PREGUNTAS POR RESPONDER -
1 > Transcriba literalmente el fragmento del texto sobre la transición de gobierno en Chile que va desde "Esa delicadeza tiene" hasta "por algo distinto.", ambos incluidos.
2 > Responda brevemente las siguientes preguntas sobre el texto acerca de la transición de gobierno en Chile:
(a) ¿Qué fecha se indica al comienzo?
(b) ¿Cuáles fueron los temas de campaña?
(c) ¿Qué principios debiesen guiar al gobierno?
3 > Enumere todos los desafíos que el texto sobre la transición de gobierno en Chile nombra en la lista que, según afirma, "no ha cambiado mucho".

TEXTO PRESENTADO -
= = = = = = =
Domingo 14 de diciembre. El principio y el fin. Dos extremos que se unen en un mismo día. Se termina una campaña que ha sido bastante larga y se inicia el camino hacia un nuevo gobierno. Me tocó vivir dos cambios de administración y la verdad es que nunca fue tan cierto eso que dicen de “no importa, si total, igual me tengo que levantar a trabajar”.
La delicadeza de la transición es fundamental, es ahí donde se funden ese inicio y ese final. Los que se quedan y los que llegan, los cargos políticos y de confianza con el funcionario público que tiene la memoria institucional y permite que el Estado siga funcionando. La energía renovada con la experiencia, y muchas veces la comodidad. El desafío de los nuevos, generar incomodidad, pero no para ser una molestia, sino que para inyectar un aire nuevo que obligue a mirar al Estado de manera distinta, a pensarlo de forma diferente, a mirar fuera de la caja. Porque, la lista de desafíos no ha cambiado mucho: crecimiento, migración, seguridad, salud, educación y un largo etcétera. Lo que cambia es la forma de enfrentarlo y resolverlo.
Esa delicadeza tiene que ver con entender al Estado y su cultura, con cómo generar sinergias dejando atrás un trabajo compartimentado que está lejos de resolver las urgencias de los chilenos.
Chile no es el mismo y la lista de autoridades debe ser mucho más que eso. Debe ser, ese grupo cohesionado que forme al equipo de gobierno que acompañará al Presidente a pensar a Chile de manera distinta. Un equipo que no tenga miedo a innovar porque, Chile requiere de un cambio transformador que lo prepare para una nueva etapa. Ya fuimos los jaguares de América Latina, es hora de avanzar hacia otro lugar y, la forma de hacerlo es creando una épica que motive. Pero en su sentido más literal, es decir, que mueva a esa fuerza interna a iniciar un nuevo camino. Una épica que transforme ese “me tengo que levantar igual a trabajar”, por algo distinto.
Termina la campaña y atrás quedarán sus promesas, y empieza inmediatamente la materialización de la épica. Algo fundamental en esa delicada transición y crítico en ese pensar a Chile de manera diferente.
Seguridad y crecimiento fueron los temas de campaña, mística e innovación debiesen ser los principios que guíen al gobierno. Atrás quedan las frases de volver a poner a Chile en la senda del crecimiento y muchas otras. No hay que volver a nada, Chile necesita avanzar, no retroceder a lo que fue. Todo esto, en un justo equilibrio porque, el poder tiene luces y sombras. Administrarlo no es fácil.
El equilibrio es la clave para esa delicada transición, una que no cambie del todo “el levantarse a trabajar igual” pero, que sea evidente en los pequeños detalles de la vida cotidiana como, por ejemplo, no tener que esperar un año para conseguir una hora para renovar la licencia de conducir o no tener que llegar a las seis de la mañana a hacer una fila al consultorio.
Quedan los últimos metros de una larga carrera que nos lleva a cruza la meta que da inicio a otra, una que exige como nunca transformaciones profundas para construir nuestro futuro.
= = = = = = =
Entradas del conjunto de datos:
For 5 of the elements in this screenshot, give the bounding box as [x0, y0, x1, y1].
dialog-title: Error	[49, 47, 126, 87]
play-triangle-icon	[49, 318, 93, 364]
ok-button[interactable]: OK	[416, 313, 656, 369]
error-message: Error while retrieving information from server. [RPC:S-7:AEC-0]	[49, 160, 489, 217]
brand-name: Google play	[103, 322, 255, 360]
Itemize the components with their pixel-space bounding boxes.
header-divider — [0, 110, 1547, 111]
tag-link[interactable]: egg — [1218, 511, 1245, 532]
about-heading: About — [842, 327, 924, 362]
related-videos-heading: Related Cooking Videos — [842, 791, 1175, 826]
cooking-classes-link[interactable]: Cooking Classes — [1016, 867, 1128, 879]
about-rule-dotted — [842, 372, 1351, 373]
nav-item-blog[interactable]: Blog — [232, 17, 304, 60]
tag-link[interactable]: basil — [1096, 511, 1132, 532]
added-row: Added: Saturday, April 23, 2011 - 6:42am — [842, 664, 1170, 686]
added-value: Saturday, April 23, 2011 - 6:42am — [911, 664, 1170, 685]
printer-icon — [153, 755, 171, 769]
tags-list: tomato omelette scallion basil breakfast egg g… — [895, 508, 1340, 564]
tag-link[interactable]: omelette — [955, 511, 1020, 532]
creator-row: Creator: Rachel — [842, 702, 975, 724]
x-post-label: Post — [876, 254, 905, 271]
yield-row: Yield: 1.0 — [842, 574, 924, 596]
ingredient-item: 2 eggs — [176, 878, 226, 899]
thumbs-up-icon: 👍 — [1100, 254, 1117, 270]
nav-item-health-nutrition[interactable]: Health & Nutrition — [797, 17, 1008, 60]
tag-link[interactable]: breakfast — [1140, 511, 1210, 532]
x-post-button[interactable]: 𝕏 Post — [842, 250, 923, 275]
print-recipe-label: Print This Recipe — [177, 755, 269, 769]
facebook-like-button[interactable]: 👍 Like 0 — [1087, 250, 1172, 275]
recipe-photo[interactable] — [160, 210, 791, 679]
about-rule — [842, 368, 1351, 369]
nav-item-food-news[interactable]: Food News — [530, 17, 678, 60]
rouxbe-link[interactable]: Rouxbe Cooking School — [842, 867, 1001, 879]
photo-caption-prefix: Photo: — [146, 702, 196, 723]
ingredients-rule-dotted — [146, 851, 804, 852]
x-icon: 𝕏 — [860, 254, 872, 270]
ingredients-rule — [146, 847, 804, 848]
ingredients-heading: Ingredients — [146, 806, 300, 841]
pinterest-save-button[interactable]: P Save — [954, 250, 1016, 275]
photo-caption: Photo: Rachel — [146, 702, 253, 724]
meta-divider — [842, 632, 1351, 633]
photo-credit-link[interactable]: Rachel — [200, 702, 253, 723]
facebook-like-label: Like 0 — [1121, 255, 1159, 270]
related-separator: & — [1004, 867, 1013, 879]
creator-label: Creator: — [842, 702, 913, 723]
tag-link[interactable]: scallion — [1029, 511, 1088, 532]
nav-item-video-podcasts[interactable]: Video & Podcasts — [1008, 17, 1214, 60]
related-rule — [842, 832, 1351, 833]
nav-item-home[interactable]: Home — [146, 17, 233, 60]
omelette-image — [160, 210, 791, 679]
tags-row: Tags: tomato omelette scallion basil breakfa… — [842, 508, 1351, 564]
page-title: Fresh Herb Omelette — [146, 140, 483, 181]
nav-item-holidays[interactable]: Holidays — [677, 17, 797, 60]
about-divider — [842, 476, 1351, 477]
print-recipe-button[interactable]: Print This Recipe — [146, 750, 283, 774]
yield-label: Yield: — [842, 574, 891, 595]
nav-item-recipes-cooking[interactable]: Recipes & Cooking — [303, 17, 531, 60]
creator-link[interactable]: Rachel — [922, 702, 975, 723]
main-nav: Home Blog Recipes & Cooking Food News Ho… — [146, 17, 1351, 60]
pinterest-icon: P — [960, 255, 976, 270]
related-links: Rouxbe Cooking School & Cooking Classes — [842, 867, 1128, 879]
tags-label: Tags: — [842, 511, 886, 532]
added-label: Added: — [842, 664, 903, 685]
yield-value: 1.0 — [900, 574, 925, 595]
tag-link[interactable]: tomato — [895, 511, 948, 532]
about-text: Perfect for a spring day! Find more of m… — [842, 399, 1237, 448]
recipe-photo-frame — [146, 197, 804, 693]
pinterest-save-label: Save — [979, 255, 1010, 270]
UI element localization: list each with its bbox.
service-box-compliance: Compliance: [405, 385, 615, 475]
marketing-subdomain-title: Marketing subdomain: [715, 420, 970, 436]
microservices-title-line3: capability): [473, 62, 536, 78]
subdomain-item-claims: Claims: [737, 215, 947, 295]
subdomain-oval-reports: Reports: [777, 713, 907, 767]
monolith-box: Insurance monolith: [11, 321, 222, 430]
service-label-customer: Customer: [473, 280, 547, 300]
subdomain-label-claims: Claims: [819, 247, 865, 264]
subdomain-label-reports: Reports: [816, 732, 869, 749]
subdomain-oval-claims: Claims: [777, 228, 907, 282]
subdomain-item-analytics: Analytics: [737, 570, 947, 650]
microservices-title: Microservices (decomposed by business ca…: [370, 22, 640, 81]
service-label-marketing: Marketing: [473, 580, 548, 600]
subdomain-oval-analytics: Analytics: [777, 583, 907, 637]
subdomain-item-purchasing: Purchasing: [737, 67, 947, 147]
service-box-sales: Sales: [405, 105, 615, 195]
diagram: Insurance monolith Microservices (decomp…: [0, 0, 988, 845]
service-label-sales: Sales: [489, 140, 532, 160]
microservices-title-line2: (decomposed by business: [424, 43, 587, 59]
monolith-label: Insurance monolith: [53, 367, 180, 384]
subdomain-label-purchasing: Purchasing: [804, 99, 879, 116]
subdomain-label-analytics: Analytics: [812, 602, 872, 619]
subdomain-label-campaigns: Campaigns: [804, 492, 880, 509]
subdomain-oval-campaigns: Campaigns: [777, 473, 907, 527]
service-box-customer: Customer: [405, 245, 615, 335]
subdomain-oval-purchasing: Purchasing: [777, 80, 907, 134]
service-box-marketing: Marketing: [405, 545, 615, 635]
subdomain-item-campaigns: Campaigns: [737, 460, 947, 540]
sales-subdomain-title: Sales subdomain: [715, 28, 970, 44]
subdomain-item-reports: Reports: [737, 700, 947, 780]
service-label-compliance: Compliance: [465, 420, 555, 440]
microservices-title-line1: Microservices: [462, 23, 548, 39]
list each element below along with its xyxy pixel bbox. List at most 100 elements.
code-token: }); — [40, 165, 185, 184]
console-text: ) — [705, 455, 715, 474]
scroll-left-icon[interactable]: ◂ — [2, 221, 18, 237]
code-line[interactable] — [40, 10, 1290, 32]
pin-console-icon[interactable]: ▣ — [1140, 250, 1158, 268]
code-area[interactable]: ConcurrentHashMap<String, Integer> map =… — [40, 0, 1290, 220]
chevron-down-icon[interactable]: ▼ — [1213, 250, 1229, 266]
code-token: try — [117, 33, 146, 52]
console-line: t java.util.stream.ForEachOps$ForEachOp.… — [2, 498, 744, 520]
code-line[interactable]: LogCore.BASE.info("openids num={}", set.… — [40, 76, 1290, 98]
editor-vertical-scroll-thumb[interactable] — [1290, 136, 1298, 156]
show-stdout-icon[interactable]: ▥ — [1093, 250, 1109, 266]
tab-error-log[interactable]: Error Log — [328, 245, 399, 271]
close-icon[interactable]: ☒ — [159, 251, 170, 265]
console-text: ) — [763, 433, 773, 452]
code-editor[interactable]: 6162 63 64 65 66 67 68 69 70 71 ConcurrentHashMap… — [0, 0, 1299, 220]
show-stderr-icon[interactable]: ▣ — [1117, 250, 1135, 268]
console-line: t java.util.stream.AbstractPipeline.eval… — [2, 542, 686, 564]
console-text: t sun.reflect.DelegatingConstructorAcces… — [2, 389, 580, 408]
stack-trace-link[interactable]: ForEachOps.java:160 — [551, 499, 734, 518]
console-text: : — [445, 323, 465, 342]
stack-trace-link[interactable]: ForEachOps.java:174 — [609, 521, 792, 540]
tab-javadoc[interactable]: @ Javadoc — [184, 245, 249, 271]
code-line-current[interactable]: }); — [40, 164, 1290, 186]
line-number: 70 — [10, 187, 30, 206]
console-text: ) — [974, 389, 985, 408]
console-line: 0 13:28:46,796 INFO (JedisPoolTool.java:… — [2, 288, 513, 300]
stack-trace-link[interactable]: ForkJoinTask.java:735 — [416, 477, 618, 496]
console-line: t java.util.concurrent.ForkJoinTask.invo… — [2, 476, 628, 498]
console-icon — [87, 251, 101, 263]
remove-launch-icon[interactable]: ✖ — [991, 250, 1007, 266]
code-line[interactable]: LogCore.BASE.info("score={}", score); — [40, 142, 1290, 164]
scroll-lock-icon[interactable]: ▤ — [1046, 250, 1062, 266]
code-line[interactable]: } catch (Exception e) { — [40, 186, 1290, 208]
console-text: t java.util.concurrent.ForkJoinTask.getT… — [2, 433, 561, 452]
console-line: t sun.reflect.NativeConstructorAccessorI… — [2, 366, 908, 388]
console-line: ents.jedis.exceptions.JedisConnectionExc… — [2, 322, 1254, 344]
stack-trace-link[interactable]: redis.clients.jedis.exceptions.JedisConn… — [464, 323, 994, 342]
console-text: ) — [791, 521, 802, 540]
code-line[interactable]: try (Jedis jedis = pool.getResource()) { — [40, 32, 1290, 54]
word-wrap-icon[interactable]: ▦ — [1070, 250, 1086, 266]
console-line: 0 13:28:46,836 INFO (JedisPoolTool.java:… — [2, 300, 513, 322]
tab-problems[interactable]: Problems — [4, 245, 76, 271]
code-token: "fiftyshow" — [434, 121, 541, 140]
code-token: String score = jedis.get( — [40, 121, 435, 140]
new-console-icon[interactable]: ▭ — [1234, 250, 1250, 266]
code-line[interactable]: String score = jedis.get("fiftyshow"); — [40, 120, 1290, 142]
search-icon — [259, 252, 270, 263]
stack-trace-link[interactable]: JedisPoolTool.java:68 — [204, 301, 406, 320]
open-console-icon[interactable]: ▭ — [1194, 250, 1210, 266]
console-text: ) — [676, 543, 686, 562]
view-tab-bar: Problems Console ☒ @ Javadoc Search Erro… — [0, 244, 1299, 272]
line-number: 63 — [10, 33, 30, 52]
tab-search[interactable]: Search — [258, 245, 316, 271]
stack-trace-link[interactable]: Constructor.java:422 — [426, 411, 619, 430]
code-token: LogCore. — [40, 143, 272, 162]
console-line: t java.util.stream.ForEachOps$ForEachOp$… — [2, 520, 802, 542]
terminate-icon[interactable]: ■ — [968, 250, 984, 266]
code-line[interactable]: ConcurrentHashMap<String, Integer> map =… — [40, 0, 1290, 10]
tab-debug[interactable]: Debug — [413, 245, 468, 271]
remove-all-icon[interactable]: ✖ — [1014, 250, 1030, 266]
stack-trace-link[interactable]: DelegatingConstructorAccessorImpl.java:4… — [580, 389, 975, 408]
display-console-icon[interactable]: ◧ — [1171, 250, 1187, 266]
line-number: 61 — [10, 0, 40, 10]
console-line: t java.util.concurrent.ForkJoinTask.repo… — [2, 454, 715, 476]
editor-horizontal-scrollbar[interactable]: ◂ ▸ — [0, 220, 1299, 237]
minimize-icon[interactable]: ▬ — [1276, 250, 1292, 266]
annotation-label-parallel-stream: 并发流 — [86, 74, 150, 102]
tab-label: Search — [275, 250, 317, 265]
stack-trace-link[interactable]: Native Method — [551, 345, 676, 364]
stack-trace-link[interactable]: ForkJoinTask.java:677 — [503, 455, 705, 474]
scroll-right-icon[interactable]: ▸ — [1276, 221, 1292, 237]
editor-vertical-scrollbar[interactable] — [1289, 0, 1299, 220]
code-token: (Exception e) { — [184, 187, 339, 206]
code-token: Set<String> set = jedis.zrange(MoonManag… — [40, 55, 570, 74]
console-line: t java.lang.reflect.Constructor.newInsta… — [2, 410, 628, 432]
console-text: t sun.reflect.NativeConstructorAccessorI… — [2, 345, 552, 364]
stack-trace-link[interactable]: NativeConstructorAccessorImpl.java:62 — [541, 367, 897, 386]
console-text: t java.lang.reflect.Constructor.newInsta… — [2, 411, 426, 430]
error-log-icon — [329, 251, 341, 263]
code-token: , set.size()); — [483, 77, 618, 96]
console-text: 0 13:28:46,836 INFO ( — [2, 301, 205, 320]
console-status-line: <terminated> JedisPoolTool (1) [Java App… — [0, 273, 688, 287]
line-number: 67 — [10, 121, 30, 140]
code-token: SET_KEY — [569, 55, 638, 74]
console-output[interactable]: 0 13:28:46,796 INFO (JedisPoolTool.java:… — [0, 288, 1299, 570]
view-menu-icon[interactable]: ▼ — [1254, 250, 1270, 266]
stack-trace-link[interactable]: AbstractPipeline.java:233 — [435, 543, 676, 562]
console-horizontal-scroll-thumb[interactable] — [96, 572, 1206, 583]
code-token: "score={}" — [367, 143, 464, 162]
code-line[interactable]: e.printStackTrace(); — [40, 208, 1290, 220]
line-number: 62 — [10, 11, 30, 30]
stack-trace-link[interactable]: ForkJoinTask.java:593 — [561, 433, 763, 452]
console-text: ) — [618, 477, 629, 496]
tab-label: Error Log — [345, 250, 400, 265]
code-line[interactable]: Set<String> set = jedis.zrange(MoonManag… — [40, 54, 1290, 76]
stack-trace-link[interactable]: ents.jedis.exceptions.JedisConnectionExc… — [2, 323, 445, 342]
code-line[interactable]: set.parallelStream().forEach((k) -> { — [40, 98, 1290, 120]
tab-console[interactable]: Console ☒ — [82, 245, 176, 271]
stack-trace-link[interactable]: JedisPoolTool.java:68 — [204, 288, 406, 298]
= = = = = = =
EJERCICIO RESUELTO -
1 >
Esa delicadeza tiene que ver con entender al Estado y su cultura, con cómo generar sinergias dejando atrás un trabajo compartimentado que está lejos de resolver las urgencias de los chilenos.
Chile no es el mismo y la lista de autoridades debe ser mucho más que eso. Debe ser, ese grupo cohesionado que forme al equipo de gobierno que acompañará al Presidente a pensar a Chile de manera distinta. Un equipo que no tenga miedo a innovar porque, Chile requiere de un cambio transformador que lo prepare para una nueva etapa. Ya fuimos los jaguares de América Latina, es hora de avanzar hacia otro lugar y, la forma de hacerlo es creando una épica que motive. Pero en su sentido más literal, es decir, que mueva a esa fuerza interna a iniciar un nuevo camino. Una épica que transforme ese “me tengo que levantar igual a trabajar”, por algo distinto.

2 >
(a) Domingo 14 de diciembre.
(b) Seguridad y crecimiento.
(c) Mística e innovación.

3 > Crecimiento, migración, seguridad, salud y educación.